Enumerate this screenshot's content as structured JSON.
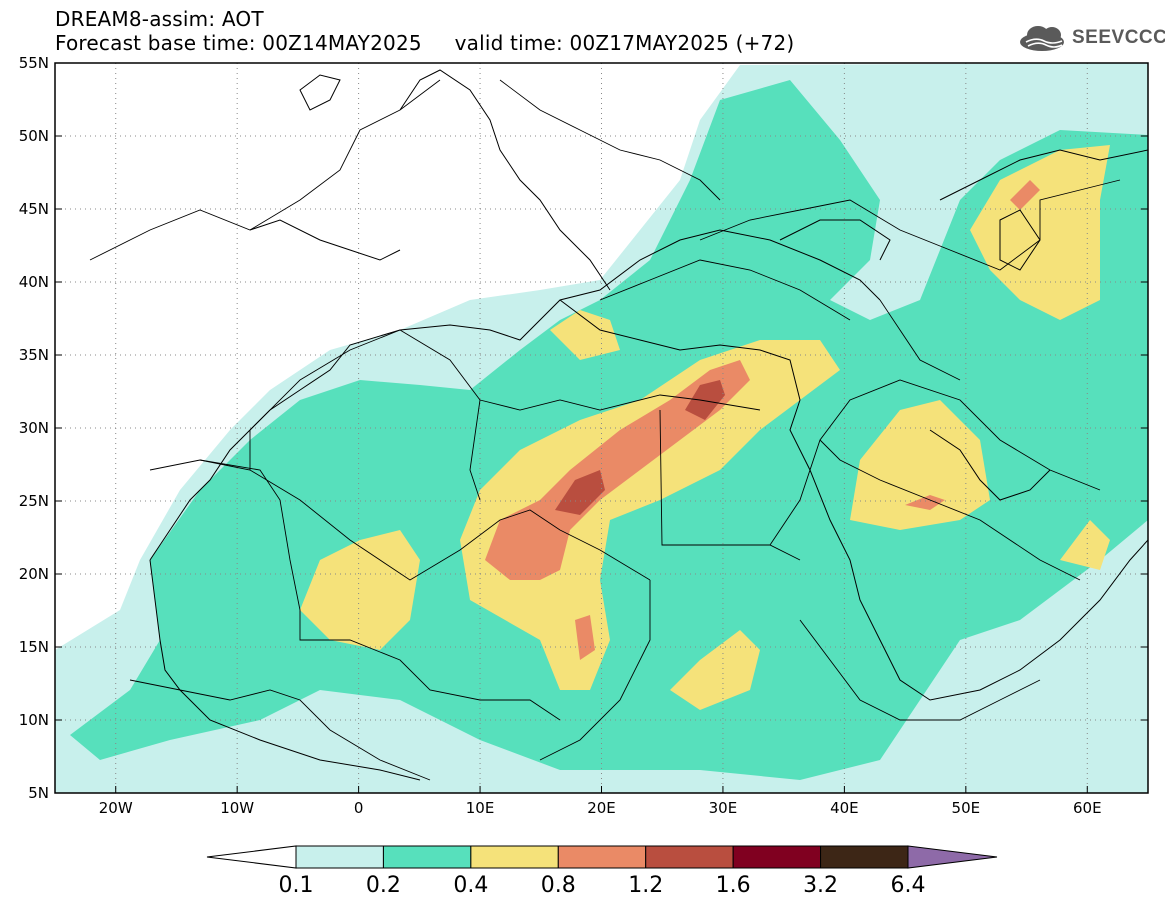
{
  "title": {
    "line1": "DREAM8-assim: AOT",
    "line2": "Forecast base time: 00Z14MAY2025     valid time: 00Z17MAY2025 (+72)"
  },
  "logo": {
    "text": "SEEVCCC",
    "icon": "cloud-icon",
    "color": "#5a5a5a"
  },
  "map": {
    "lon_range": [
      -25,
      65
    ],
    "lat_range": [
      5,
      55
    ],
    "lon_ticks": [
      {
        "lon": -20,
        "label": "20W"
      },
      {
        "lon": -10,
        "label": "10W"
      },
      {
        "lon": 0,
        "label": "0"
      },
      {
        "lon": 10,
        "label": "10E"
      },
      {
        "lon": 20,
        "label": "20E"
      },
      {
        "lon": 30,
        "label": "30E"
      },
      {
        "lon": 40,
        "label": "40E"
      },
      {
        "lon": 50,
        "label": "50E"
      },
      {
        "lon": 60,
        "label": "60E"
      }
    ],
    "lat_ticks": [
      {
        "lat": 55,
        "label": "55N"
      },
      {
        "lat": 50,
        "label": "50N"
      },
      {
        "lat": 45,
        "label": "45N"
      },
      {
        "lat": 40,
        "label": "40N"
      },
      {
        "lat": 35,
        "label": "35N"
      },
      {
        "lat": 30,
        "label": "30N"
      },
      {
        "lat": 25,
        "label": "25N"
      },
      {
        "lat": 20,
        "label": "20N"
      },
      {
        "lat": 15,
        "label": "15N"
      },
      {
        "lat": 10,
        "label": "10N"
      },
      {
        "lat": 5,
        "label": "5N"
      }
    ],
    "grid": "dotted"
  },
  "colorbar": {
    "colors": [
      "#c8f0ec",
      "#57e0bc",
      "#f5e27a",
      "#ea8a66",
      "#b94e3f",
      "#800020",
      "#3d2616",
      "#8e6aa8"
    ],
    "under_color": "#ffffff",
    "labels": [
      "0.1",
      "0.2",
      "0.4",
      "0.8",
      "1.2",
      "1.6",
      "3.2",
      "6.4"
    ]
  }
}
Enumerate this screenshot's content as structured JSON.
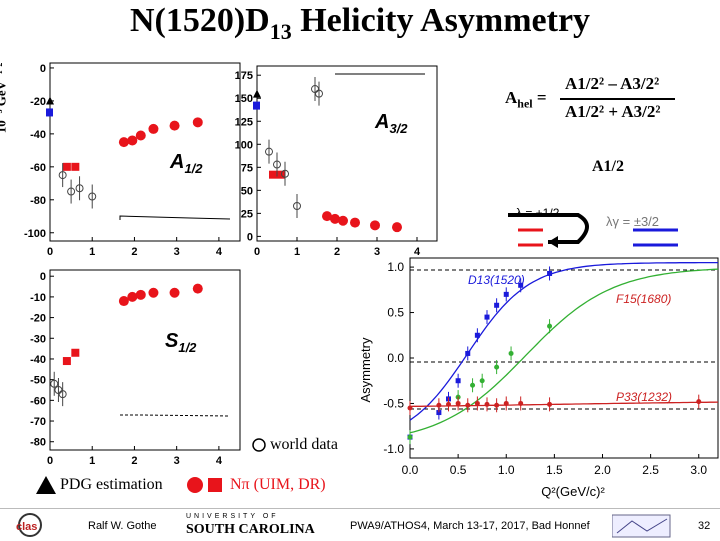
{
  "slide": {
    "title_main": "N(1520)D",
    "title_sub": "13",
    "title_rest": " Helicity Asymmetry",
    "unit_label": "10⁻³ GeV⁻¹′²",
    "formula_lhs": "A",
    "formula_lhs_sub": "hel",
    "formula_eq": "=",
    "formula_num": "A1/2² – A3/2²",
    "formula_den": "A1/2² + A3/2²",
    "right_label_a12": "A1/2",
    "legend_world": "world data",
    "legend_pdg": "PDG estimation",
    "legend_npi": "Nπ  (UIM, DR)",
    "footer_author": "Ralf  W. Gothe",
    "footer_event": "PWA9/ATHOS4, March 13-17, 2017, Bad Honnef",
    "page_number": "32",
    "logo_clas": "clas",
    "logo_usc_top": "UNIVERSITY OF",
    "logo_usc": "SOUTH CAROLINA",
    "color_red": "#e8141b",
    "color_blue": "#1a1adb",
    "color_green": "#33b033",
    "color_darkred": "#cc2222"
  },
  "panels": {
    "a12": {
      "label": "A",
      "sub": "1/2",
      "yticks": [
        "0",
        "-20",
        "-40",
        "-60",
        "-80",
        "-100"
      ],
      "xticks": [
        "0",
        "1",
        "2",
        "3",
        "4"
      ]
    },
    "a32": {
      "label": "A",
      "sub": "3/2",
      "yticks": [
        "175",
        "150",
        "125",
        "100",
        "75",
        "50",
        "25",
        "0"
      ],
      "xticks": [
        "0",
        "1",
        "2",
        "3",
        "4"
      ]
    },
    "s12": {
      "label": "S",
      "sub": "1/2",
      "yticks": [
        "0",
        "-10",
        "-20",
        "-30",
        "-40",
        "-50",
        "-60",
        "-70",
        "-80"
      ],
      "xticks": [
        "0",
        "1",
        "2",
        "3",
        "4"
      ]
    }
  },
  "chart_data": [
    {
      "type": "scatter",
      "title": "A1/2",
      "xlabel": "",
      "ylabel": "10^-3 GeV^-1/2",
      "xlim": [
        0,
        4.5
      ],
      "ylim": [
        -105,
        3
      ],
      "series": [
        {
          "name": "Nπ (UIM, DR) circles",
          "x": [
            1.75,
            1.95,
            2.15,
            2.45,
            2.95,
            3.5
          ],
          "y": [
            -45,
            -44,
            -41,
            -37,
            -35,
            -33
          ]
        },
        {
          "name": "Nπ (UIM, DR) squares",
          "x": [
            0.4,
            0.6
          ],
          "y": [
            -60,
            -60
          ]
        },
        {
          "name": "PDG estimation",
          "x": [
            0.0
          ],
          "y": [
            -27
          ]
        },
        {
          "name": "world data",
          "x": [
            0.3,
            0.5,
            0.7,
            1.0
          ],
          "y": [
            -65,
            -75,
            -73,
            -78
          ]
        }
      ]
    },
    {
      "type": "scatter",
      "title": "A3/2",
      "xlabel": "",
      "ylabel": "",
      "xlim": [
        0,
        4.5
      ],
      "ylim": [
        -5,
        185
      ],
      "series": [
        {
          "name": "Nπ (UIM, DR) circles",
          "x": [
            1.75,
            1.95,
            2.15,
            2.45,
            2.95,
            3.5
          ],
          "y": [
            22,
            19,
            17,
            15,
            12,
            10
          ]
        },
        {
          "name": "Nπ (UIM, DR) squares",
          "x": [
            0.4,
            0.6
          ],
          "y": [
            67,
            67
          ]
        },
        {
          "name": "PDG estimation",
          "x": [
            0.0
          ],
          "y": [
            142
          ]
        },
        {
          "name": "world data",
          "x": [
            0.3,
            0.5,
            0.7,
            1.0,
            1.45,
            1.55
          ],
          "y": [
            92,
            78,
            68,
            33,
            160,
            155
          ]
        }
      ]
    },
    {
      "type": "scatter",
      "title": "S1/2",
      "xlabel": "",
      "ylabel": "",
      "xlim": [
        0,
        4.5
      ],
      "ylim": [
        -84,
        3
      ],
      "series": [
        {
          "name": "Nπ (UIM, DR) circles",
          "x": [
            1.75,
            1.95,
            2.15,
            2.45,
            2.95,
            3.5
          ],
          "y": [
            -12,
            -10,
            -9,
            -8,
            -8,
            -6
          ]
        },
        {
          "name": "Nπ (UIM, DR) squares",
          "x": [
            0.4,
            0.6
          ],
          "y": [
            -41,
            -37
          ]
        },
        {
          "name": "world data",
          "x": [
            0.1,
            0.2,
            0.3
          ],
          "y": [
            -52,
            -55,
            -57
          ]
        }
      ]
    },
    {
      "type": "line",
      "title": "",
      "xlabel": "Q²(GeV/c)²",
      "ylabel": "Asymmetry",
      "xlim": [
        0,
        3.2
      ],
      "ylim": [
        -1.1,
        1.1
      ],
      "xticks": [
        "0.0",
        "0.5",
        "1.0",
        "1.5",
        "2.0",
        "2.5",
        "3.0"
      ],
      "yticks": [
        "1.0",
        "0.5",
        "0.0",
        "-0.5",
        "-1.0"
      ],
      "series": [
        {
          "name": "D13(1520)",
          "x": [
            0.0,
            0.3,
            0.4,
            0.5,
            0.6,
            0.7,
            0.8,
            0.9,
            1.0,
            1.15,
            1.45
          ],
          "y": [
            -0.87,
            -0.6,
            -0.45,
            -0.25,
            0.05,
            0.25,
            0.45,
            0.58,
            0.7,
            0.8,
            0.93
          ]
        },
        {
          "name": "F15(1680)",
          "x": [
            0.0,
            0.5,
            0.65,
            0.75,
            0.9,
            1.05,
            1.45
          ],
          "y": [
            -0.87,
            -0.43,
            -0.3,
            -0.25,
            -0.1,
            0.05,
            0.35
          ]
        },
        {
          "name": "P33(1232)",
          "x": [
            0.0,
            0.3,
            0.4,
            0.5,
            0.6,
            0.7,
            0.8,
            0.9,
            1.0,
            1.15,
            1.45,
            3.0
          ],
          "y": [
            -0.55,
            -0.52,
            -0.51,
            -0.5,
            -0.52,
            -0.5,
            -0.51,
            -0.52,
            -0.5,
            -0.5,
            -0.51,
            -0.48
          ]
        }
      ],
      "curve_labels": [
        "D13(1520)",
        "F15(1680)",
        "P33(1232)"
      ],
      "annotations": [
        "λ = +1/2",
        "λ = +3/2",
        "λγ = ±3/2"
      ]
    }
  ]
}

---

Directions:
Lines holding the word "ylabel" in the entries above are the ones to pull out. Copy them all.

Response to this task:
      "ylabel": "10^-3 GeV^-1/2",
      "ylabel": "",
      "ylabel": "",
      "ylabel": "Asymmetry",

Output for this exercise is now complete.